### Exercise description:
Make an exact copy of the entries, and keep any pictures out of it.

start

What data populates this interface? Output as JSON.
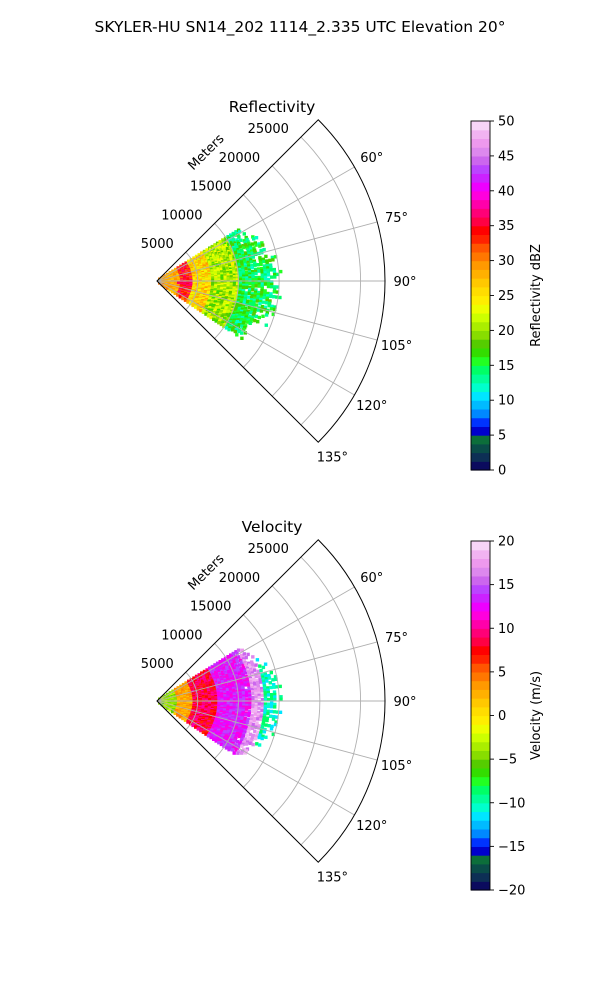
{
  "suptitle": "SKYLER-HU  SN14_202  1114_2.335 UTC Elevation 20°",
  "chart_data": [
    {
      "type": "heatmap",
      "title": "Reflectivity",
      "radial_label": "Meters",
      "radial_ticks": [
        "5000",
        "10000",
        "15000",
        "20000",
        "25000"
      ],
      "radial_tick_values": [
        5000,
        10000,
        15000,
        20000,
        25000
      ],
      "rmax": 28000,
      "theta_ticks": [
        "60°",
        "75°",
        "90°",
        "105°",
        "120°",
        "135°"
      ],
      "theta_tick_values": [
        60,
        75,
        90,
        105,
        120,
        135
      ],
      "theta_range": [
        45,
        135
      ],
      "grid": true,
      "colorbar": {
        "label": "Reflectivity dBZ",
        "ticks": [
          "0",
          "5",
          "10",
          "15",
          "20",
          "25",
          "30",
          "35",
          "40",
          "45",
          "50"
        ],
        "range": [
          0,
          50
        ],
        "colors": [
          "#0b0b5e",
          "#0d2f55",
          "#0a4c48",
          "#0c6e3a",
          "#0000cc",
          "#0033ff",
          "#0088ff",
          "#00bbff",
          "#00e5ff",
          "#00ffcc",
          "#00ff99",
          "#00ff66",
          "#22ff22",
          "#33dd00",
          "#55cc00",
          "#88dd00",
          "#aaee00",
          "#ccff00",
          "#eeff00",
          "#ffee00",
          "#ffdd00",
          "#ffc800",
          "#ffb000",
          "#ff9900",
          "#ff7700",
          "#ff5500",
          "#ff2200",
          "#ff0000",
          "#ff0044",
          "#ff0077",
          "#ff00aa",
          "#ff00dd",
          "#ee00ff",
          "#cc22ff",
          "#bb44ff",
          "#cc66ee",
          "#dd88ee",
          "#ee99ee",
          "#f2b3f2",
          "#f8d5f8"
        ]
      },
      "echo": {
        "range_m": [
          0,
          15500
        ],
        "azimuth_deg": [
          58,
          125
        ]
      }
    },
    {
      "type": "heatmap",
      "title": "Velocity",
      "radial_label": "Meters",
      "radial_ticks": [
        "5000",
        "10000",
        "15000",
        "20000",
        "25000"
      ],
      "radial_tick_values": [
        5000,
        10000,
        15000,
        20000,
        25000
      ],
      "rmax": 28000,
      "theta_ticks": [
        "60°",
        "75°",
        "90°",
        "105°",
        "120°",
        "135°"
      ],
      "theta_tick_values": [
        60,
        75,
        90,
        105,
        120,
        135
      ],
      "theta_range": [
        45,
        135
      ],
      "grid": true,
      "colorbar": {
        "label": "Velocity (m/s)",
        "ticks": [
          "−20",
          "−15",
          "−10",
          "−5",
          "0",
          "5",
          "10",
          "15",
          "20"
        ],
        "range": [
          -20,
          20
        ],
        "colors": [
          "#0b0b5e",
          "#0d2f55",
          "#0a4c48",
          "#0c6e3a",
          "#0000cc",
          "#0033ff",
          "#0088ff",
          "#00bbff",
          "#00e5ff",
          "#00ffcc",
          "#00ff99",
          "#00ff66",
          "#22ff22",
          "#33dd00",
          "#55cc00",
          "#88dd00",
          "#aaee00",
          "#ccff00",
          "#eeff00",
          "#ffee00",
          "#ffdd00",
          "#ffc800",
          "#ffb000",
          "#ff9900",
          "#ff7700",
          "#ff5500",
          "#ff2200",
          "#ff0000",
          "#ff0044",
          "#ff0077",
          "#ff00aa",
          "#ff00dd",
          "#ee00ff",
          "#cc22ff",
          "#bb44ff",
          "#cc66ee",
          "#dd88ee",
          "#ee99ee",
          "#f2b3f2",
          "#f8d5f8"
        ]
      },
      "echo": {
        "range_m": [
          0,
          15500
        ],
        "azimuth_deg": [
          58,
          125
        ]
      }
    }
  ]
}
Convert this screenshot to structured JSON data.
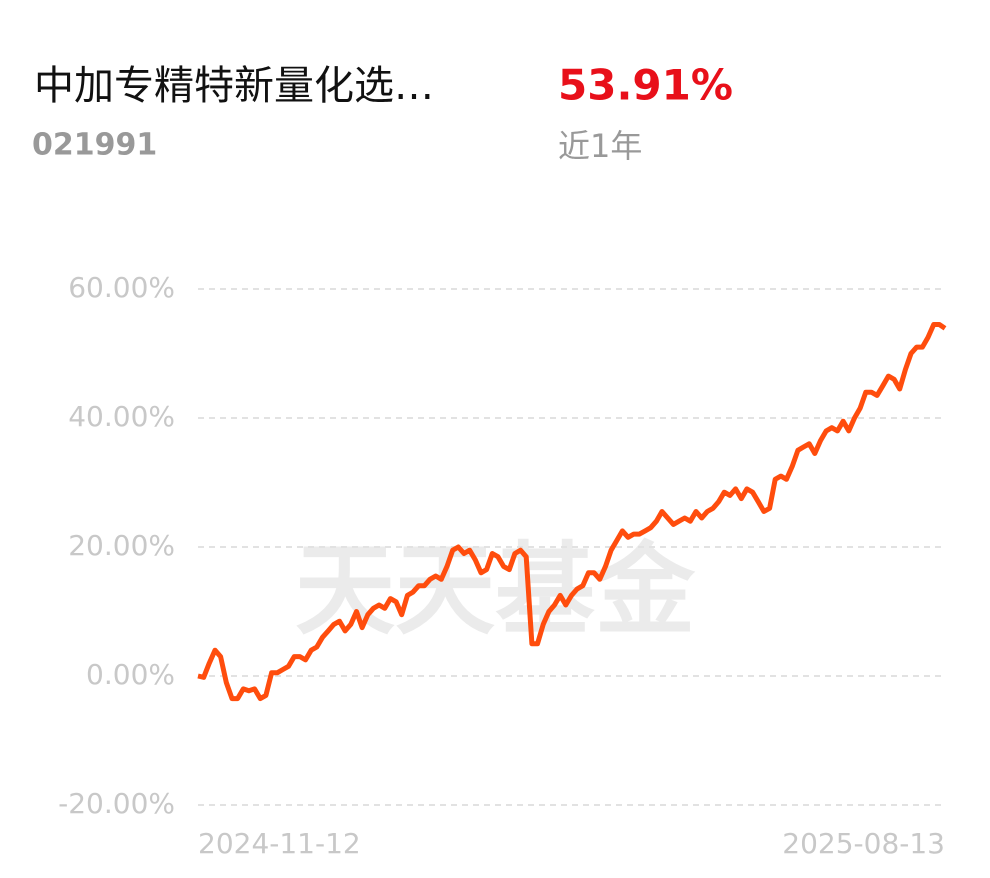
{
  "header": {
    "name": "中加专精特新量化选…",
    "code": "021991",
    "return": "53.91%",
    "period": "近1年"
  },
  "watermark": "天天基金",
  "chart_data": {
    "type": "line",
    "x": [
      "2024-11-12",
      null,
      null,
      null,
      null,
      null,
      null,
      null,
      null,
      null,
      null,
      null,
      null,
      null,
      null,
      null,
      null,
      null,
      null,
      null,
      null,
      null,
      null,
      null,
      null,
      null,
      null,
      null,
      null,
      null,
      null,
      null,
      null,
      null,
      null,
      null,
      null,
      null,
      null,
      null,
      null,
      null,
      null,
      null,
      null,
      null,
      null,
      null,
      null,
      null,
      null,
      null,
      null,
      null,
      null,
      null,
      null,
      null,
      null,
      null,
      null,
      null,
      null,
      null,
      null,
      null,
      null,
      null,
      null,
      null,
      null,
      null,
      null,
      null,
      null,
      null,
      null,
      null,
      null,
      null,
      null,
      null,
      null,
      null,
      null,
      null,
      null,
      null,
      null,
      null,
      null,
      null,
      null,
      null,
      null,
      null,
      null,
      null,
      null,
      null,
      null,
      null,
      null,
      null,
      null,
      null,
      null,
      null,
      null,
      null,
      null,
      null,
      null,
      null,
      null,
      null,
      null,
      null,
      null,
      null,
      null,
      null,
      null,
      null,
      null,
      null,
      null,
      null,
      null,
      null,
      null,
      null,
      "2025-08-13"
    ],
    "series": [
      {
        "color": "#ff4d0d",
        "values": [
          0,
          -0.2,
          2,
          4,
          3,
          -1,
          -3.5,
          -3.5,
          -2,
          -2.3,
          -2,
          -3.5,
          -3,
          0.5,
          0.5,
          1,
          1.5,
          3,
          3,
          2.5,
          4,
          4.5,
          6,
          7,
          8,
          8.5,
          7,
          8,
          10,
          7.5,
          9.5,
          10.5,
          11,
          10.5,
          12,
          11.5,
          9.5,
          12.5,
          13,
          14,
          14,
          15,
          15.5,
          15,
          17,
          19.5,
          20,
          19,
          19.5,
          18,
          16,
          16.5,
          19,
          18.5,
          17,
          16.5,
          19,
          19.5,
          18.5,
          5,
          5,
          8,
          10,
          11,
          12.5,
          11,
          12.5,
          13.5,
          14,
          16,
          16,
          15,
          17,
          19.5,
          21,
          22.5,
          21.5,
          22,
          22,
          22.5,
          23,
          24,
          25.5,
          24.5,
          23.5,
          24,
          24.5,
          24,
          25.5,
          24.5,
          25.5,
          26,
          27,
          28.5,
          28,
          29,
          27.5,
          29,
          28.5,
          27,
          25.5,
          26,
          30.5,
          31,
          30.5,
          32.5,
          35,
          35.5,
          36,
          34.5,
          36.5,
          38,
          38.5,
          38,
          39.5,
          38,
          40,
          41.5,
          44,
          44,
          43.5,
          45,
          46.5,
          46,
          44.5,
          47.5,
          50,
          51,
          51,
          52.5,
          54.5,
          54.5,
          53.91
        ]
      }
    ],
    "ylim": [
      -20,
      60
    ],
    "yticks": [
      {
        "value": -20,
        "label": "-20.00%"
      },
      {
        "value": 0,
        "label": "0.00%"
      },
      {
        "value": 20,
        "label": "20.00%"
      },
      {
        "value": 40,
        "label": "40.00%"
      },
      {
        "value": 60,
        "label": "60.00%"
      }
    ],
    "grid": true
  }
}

end

### Result for this task:
What data populates this interface? Output as JSON.
{
  "suptitle": "SKYLER-HU  SN14_202  1114_2.335 UTC Elevation 20°",
  "chart_data": [
    {
      "type": "heatmap",
      "title": "Reflectivity",
      "radial_label": "Meters",
      "radial_ticks": [
        "5000",
        "10000",
        "15000",
        "20000",
        "25000"
      ],
      "radial_tick_values": [
        5000,
        10000,
        15000,
        20000,
        25000
      ],
      "rmax": 28000,
      "theta_ticks": [
        "60°",
        "75°",
        "90°",
        "105°",
        "120°",
        "135°"
      ],
      "theta_tick_values": [
        60,
        75,
        90,
        105,
        120,
        135
      ],
      "theta_range": [
        45,
        135
      ],
      "grid": true,
      "colorbar": {
        "label": "Reflectivity dBZ",
        "ticks": [
          "0",
          "5",
          "10",
          "15",
          "20",
          "25",
          "30",
          "35",
          "40",
          "45",
          "50"
        ],
        "range": [
          0,
          50
        ],
        "colors": [
          "#0b0b5e",
          "#0d2f55",
          "#0a4c48",
          "#0c6e3a",
          "#0000cc",
          "#0033ff",
          "#0088ff",
          "#00bbff",
          "#00e5ff",
          "#00ffcc",
          "#00ff99",
          "#00ff66",
          "#22ff22",
          "#33dd00",
          "#55cc00",
          "#88dd00",
          "#aaee00",
          "#ccff00",
          "#eeff00",
          "#ffee00",
          "#ffdd00",
          "#ffc800",
          "#ffb000",
          "#ff9900",
          "#ff7700",
          "#ff5500",
          "#ff2200",
          "#ff0000",
          "#ff0044",
          "#ff0077",
          "#ff00aa",
          "#ff00dd",
          "#ee00ff",
          "#cc22ff",
          "#bb44ff",
          "#cc66ee",
          "#dd88ee",
          "#ee99ee",
          "#f2b3f2",
          "#f8d5f8"
        ]
      },
      "echo": {
        "range_m": [
          0,
          15500
        ],
        "azimuth_deg": [
          58,
          125
        ]
      }
    },
    {
      "type": "heatmap",
      "title": "Velocity",
      "radial_label": "Meters",
      "radial_ticks": [
        "5000",
        "10000",
        "15000",
        "20000",
        "25000"
      ],
      "radial_tick_values": [
        5000,
        10000,
        15000,
        20000,
        25000
      ],
      "rmax": 28000,
      "theta_ticks": [
        "60°",
        "75°",
        "90°",
        "105°",
        "120°",
        "135°"
      ],
      "theta_tick_values": [
        60,
        75,
        90,
        105,
        120,
        135
      ],
      "theta_range": [
        45,
        135
      ],
      "grid": true,
      "colorbar": {
        "label": "Velocity (m/s)",
        "ticks": [
          "−20",
          "−15",
          "−10",
          "−5",
          "0",
          "5",
          "10",
          "15",
          "20"
        ],
        "range": [
          -20,
          20
        ],
        "colors": [
          "#0b0b5e",
          "#0d2f55",
          "#0a4c48",
          "#0c6e3a",
          "#0000cc",
          "#0033ff",
          "#0088ff",
          "#00bbff",
          "#00e5ff",
          "#00ffcc",
          "#00ff99",
          "#00ff66",
          "#22ff22",
          "#33dd00",
          "#55cc00",
          "#88dd00",
          "#aaee00",
          "#ccff00",
          "#eeff00",
          "#ffee00",
          "#ffdd00",
          "#ffc800",
          "#ffb000",
          "#ff9900",
          "#ff7700",
          "#ff5500",
          "#ff2200",
          "#ff0000",
          "#ff0044",
          "#ff0077",
          "#ff00aa",
          "#ff00dd",
          "#ee00ff",
          "#cc22ff",
          "#bb44ff",
          "#cc66ee",
          "#dd88ee",
          "#ee99ee",
          "#f2b3f2",
          "#f8d5f8"
        ]
      },
      "echo": {
        "range_m": [
          0,
          15500
        ],
        "azimuth_deg": [
          58,
          125
        ]
      }
    }
  ]
}
Convert this screenshot to structured JSON data.
{
  "header": {
    "name": "中加专精特新量化选…",
    "code": "021991",
    "return": "53.91%",
    "period": "近1年"
  },
  "watermark": "天天基金",
  "chart_data": {
    "type": "line",
    "x": [
      "2024-11-12",
      null,
      null,
      null,
      null,
      null,
      null,
      null,
      null,
      null,
      null,
      null,
      null,
      null,
      null,
      null,
      null,
      null,
      null,
      null,
      null,
      null,
      null,
      null,
      null,
      null,
      null,
      null,
      null,
      null,
      null,
      null,
      null,
      null,
      null,
      null,
      null,
      null,
      null,
      null,
      null,
      null,
      null,
      null,
      null,
      null,
      null,
      null,
      null,
      null,
      null,
      null,
      null,
      null,
      null,
      null,
      null,
      null,
      null,
      null,
      null,
      null,
      null,
      null,
      null,
      null,
      null,
      null,
      null,
      null,
      null,
      null,
      null,
      null,
      null,
      null,
      null,
      null,
      null,
      null,
      null,
      null,
      null,
      null,
      null,
      null,
      null,
      null,
      null,
      null,
      null,
      null,
      null,
      null,
      null,
      null,
      null,
      null,
      null,
      null,
      null,
      null,
      null,
      null,
      null,
      null,
      null,
      null,
      null,
      null,
      null,
      null,
      null,
      null,
      null,
      null,
      null,
      null,
      null,
      null,
      null,
      null,
      null,
      null,
      null,
      null,
      null,
      null,
      null,
      null,
      null,
      null,
      "2025-08-13"
    ],
    "series": [
      {
        "color": "#ff4d0d",
        "values": [
          0,
          -0.2,
          2,
          4,
          3,
          -1,
          -3.5,
          -3.5,
          -2,
          -2.3,
          -2,
          -3.5,
          -3,
          0.5,
          0.5,
          1,
          1.5,
          3,
          3,
          2.5,
          4,
          4.5,
          6,
          7,
          8,
          8.5,
          7,
          8,
          10,
          7.5,
          9.5,
          10.5,
          11,
          10.5,
          12,
          11.5,
          9.5,
          12.5,
          13,
          14,
          14,
          15,
          15.5,
          15,
          17,
          19.5,
          20,
          19,
          19.5,
          18,
          16,
          16.5,
          19,
          18.5,
          17,
          16.5,
          19,
          19.5,
          18.5,
          5,
          5,
          8,
          10,
          11,
          12.5,
          11,
          12.5,
          13.5,
          14,
          16,
          16,
          15,
          17,
          19.5,
          21,
          22.5,
          21.5,
          22,
          22,
          22.5,
          23,
          24,
          25.5,
          24.5,
          23.5,
          24,
          24.5,
          24,
          25.5,
          24.5,
          25.5,
          26,
          27,
          28.5,
          28,
          29,
          27.5,
          29,
          28.5,
          27,
          25.5,
          26,
          30.5,
          31,
          30.5,
          32.5,
          35,
          35.5,
          36,
          34.5,
          36.5,
          38,
          38.5,
          38,
          39.5,
          38,
          40,
          41.5,
          44,
          44,
          43.5,
          45,
          46.5,
          46,
          44.5,
          47.5,
          50,
          51,
          51,
          52.5,
          54.5,
          54.5,
          53.91
        ]
      }
    ],
    "ylim": [
      -20,
      60
    ],
    "yticks": [
      {
        "value": -20,
        "label": "-20.00%"
      },
      {
        "value": 0,
        "label": "0.00%"
      },
      {
        "value": 20,
        "label": "20.00%"
      },
      {
        "value": 40,
        "label": "40.00%"
      },
      {
        "value": 60,
        "label": "60.00%"
      }
    ],
    "grid": true
  }
}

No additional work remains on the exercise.